## GIVEN PROBLEM
Leave out the pictures, then reproduce the rest of the material exactly.

## Data excerpts
-- Start --

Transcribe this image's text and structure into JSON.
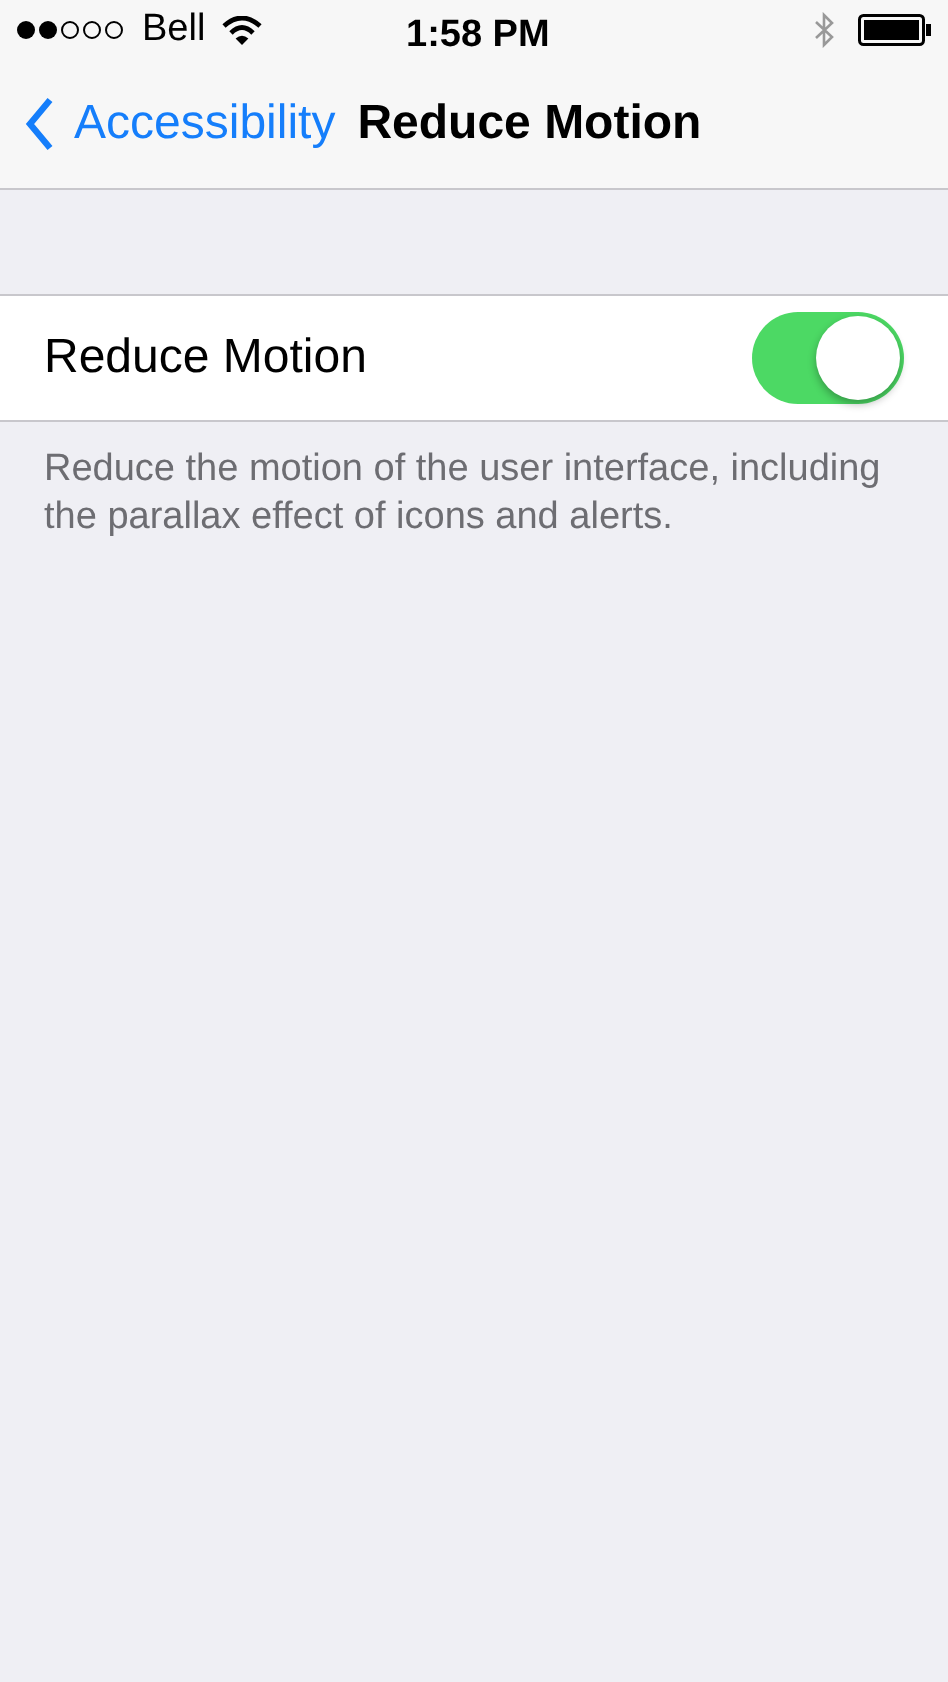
{
  "status_bar": {
    "carrier": "Bell",
    "time": "1:58 PM"
  },
  "nav_bar": {
    "back_label": "Accessibility",
    "title": "Reduce Motion"
  },
  "settings": [
    {
      "label": "Reduce Motion",
      "on": true
    }
  ],
  "footer": "Reduce the motion of the user interface, including the parallax effect of icons and alerts."
}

-- End --

## ANSWER TO THIS PROBLEM
Transcribe this image's text and structure into JSON.
{
  "status_bar": {
    "carrier": "Bell",
    "time": "1:58 PM"
  },
  "nav_bar": {
    "back_label": "Accessibility",
    "title": "Reduce Motion"
  },
  "settings": [
    {
      "label": "Reduce Motion",
      "on": true
    }
  ],
  "footer": "Reduce the motion of the user interface, including the parallax effect of icons and alerts."
}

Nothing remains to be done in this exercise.